Select every line containing the word "ylabel" from the material, and copy those lines.
#### Data extract
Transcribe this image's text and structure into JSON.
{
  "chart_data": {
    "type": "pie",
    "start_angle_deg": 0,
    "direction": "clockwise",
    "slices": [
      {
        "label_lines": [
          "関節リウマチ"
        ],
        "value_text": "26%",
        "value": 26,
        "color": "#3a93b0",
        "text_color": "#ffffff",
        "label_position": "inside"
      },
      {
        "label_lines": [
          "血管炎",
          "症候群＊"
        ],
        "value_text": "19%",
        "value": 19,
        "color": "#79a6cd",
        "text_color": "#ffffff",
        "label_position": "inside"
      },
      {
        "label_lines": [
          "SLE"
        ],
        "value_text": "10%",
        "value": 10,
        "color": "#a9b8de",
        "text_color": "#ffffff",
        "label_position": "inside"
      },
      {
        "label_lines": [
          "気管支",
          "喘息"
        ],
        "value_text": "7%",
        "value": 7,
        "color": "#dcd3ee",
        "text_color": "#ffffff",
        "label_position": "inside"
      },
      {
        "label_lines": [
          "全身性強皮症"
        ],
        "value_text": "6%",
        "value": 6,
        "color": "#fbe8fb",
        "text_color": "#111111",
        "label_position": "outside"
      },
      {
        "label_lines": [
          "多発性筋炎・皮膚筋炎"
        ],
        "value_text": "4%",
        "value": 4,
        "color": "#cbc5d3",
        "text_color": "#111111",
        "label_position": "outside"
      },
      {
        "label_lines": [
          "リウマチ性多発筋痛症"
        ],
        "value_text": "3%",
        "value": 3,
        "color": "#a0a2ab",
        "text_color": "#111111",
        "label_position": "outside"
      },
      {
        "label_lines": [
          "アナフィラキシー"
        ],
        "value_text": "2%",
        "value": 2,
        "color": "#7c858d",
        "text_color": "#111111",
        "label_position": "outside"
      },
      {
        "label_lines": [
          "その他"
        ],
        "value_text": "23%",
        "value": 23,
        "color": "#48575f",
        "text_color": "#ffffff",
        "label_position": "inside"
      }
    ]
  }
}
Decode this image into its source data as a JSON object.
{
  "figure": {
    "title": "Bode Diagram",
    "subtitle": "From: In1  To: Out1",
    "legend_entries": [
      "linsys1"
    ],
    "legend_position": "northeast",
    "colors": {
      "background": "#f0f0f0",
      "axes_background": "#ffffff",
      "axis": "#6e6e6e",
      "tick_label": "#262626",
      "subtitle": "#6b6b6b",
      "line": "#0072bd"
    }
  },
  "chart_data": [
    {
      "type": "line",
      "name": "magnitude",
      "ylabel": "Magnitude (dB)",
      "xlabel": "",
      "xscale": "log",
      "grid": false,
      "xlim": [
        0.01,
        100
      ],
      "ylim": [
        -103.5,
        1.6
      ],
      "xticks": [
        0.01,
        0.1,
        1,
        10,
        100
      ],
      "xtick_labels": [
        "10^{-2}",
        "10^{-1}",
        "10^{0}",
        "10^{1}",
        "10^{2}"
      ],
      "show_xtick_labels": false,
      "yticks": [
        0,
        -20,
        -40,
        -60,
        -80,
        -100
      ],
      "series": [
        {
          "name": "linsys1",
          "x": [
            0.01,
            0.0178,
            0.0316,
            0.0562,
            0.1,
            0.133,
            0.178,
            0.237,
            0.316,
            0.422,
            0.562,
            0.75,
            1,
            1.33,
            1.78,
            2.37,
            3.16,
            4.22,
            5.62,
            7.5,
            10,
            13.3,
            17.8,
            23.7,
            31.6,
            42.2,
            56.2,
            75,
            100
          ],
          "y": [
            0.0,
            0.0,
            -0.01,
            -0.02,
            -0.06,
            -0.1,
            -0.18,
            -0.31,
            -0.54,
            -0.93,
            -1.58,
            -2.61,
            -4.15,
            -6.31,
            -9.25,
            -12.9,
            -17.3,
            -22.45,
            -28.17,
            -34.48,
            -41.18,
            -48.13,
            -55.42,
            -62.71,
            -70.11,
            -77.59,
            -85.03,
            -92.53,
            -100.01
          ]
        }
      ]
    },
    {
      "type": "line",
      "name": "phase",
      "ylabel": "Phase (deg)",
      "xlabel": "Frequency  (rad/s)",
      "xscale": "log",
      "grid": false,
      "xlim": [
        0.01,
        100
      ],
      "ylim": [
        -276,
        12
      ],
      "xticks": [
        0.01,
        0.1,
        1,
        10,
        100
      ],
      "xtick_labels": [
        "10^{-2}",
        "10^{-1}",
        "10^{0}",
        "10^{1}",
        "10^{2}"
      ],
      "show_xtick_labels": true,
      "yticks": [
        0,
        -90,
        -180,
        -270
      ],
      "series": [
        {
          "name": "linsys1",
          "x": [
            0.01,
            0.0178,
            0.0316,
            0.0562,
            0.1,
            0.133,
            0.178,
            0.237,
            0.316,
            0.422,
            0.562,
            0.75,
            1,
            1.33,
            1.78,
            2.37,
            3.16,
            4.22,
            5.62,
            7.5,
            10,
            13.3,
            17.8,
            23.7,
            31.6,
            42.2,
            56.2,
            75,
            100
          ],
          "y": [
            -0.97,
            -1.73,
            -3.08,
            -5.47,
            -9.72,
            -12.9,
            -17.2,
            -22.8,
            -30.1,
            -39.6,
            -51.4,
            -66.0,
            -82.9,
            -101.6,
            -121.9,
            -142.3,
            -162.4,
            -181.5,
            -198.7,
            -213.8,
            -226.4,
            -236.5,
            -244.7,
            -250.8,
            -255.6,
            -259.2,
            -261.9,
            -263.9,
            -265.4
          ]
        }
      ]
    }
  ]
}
########
Written solution:
      "ylabel": "Magnitude (dB)",
      "ylabel": "Phase (deg)",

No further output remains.